- **Work to do**
Below are some entries. Output each one exactly as it appears.

[begin Dataset excerpts]

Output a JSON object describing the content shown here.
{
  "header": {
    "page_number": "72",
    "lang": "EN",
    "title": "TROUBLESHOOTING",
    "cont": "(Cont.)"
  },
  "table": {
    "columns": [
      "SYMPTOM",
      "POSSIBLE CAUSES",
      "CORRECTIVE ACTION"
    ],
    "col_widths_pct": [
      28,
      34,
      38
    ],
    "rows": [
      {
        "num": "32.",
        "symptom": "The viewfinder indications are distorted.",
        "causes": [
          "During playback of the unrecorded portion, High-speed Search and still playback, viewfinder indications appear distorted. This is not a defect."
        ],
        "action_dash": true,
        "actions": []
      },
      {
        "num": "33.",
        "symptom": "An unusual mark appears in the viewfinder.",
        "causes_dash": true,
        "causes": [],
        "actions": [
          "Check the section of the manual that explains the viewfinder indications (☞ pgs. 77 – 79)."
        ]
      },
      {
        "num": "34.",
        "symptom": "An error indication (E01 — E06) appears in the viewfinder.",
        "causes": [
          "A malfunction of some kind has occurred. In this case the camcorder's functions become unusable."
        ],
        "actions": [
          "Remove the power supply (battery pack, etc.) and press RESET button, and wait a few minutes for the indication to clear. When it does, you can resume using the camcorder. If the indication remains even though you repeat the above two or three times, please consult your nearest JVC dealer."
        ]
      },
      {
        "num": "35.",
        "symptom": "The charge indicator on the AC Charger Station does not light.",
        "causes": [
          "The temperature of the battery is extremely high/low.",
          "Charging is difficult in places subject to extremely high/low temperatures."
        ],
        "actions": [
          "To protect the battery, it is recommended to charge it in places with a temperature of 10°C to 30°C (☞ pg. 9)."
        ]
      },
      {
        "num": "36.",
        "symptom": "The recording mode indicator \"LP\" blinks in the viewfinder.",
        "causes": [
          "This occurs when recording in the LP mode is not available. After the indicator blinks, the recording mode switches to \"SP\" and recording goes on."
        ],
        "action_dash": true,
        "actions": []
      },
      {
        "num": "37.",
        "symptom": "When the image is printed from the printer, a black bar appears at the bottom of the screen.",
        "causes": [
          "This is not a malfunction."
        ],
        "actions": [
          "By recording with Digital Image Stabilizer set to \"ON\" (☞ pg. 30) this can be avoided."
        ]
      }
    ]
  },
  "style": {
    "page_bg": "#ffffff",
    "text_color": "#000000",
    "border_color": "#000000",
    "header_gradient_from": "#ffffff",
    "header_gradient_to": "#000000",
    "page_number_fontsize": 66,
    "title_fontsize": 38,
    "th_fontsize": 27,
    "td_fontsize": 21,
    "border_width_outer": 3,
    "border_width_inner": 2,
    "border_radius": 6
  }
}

[end Dataset excerpts]

- **Answer**
Output a JSON object describing the content shown here.
{
  "header": {
    "page_number": "72",
    "lang": "EN",
    "title": "TROUBLESHOOTING",
    "cont": "(Cont.)"
  },
  "table": {
    "columns": [
      "SYMPTOM",
      "POSSIBLE CAUSES",
      "CORRECTIVE ACTION"
    ],
    "col_widths_pct": [
      28,
      34,
      38
    ],
    "rows": [
      {
        "num": "32.",
        "symptom": "The viewfinder indications are distorted.",
        "causes": [
          "During playback of the unrecorded portion, High-speed Search and still playback, viewfinder indications appear distorted. This is not a defect."
        ],
        "action_dash": true,
        "actions": []
      },
      {
        "num": "33.",
        "symptom": "An unusual mark appears in the viewfinder.",
        "causes_dash": true,
        "causes": [],
        "actions": [
          "Check the section of the manual that explains the viewfinder indications (☞ pgs. 77 – 79)."
        ]
      },
      {
        "num": "34.",
        "symptom": "An error indication (E01 — E06) appears in the viewfinder.",
        "causes": [
          "A malfunction of some kind has occurred. In this case the camcorder's functions become unusable."
        ],
        "actions": [
          "Remove the power supply (battery pack, etc.) and press RESET button, and wait a few minutes for the indication to clear. When it does, you can resume using the camcorder. If the indication remains even though you repeat the above two or three times, please consult your nearest JVC dealer."
        ]
      },
      {
        "num": "35.",
        "symptom": "The charge indicator on the AC Charger Station does not light.",
        "causes": [
          "The temperature of the battery is extremely high/low.",
          "Charging is difficult in places subject to extremely high/low temperatures."
        ],
        "actions": [
          "To protect the battery, it is recommended to charge it in places with a temperature of 10°C to 30°C (☞ pg. 9)."
        ]
      },
      {
        "num": "36.",
        "symptom": "The recording mode indicator \"LP\" blinks in the viewfinder.",
        "causes": [
          "This occurs when recording in the LP mode is not available. After the indicator blinks, the recording mode switches to \"SP\" and recording goes on."
        ],
        "action_dash": true,
        "actions": []
      },
      {
        "num": "37.",
        "symptom": "When the image is printed from the printer, a black bar appears at the bottom of the screen.",
        "causes": [
          "This is not a malfunction."
        ],
        "actions": [
          "By recording with Digital Image Stabilizer set to \"ON\" (☞ pg. 30) this can be avoided."
        ]
      }
    ]
  },
  "style": {
    "page_bg": "#ffffff",
    "text_color": "#000000",
    "border_color": "#000000",
    "header_gradient_from": "#ffffff",
    "header_gradient_to": "#000000",
    "page_number_fontsize": 66,
    "title_fontsize": 38,
    "th_fontsize": 27,
    "td_fontsize": 21,
    "border_width_outer": 3,
    "border_width_inner": 2,
    "border_radius": 6
  }
}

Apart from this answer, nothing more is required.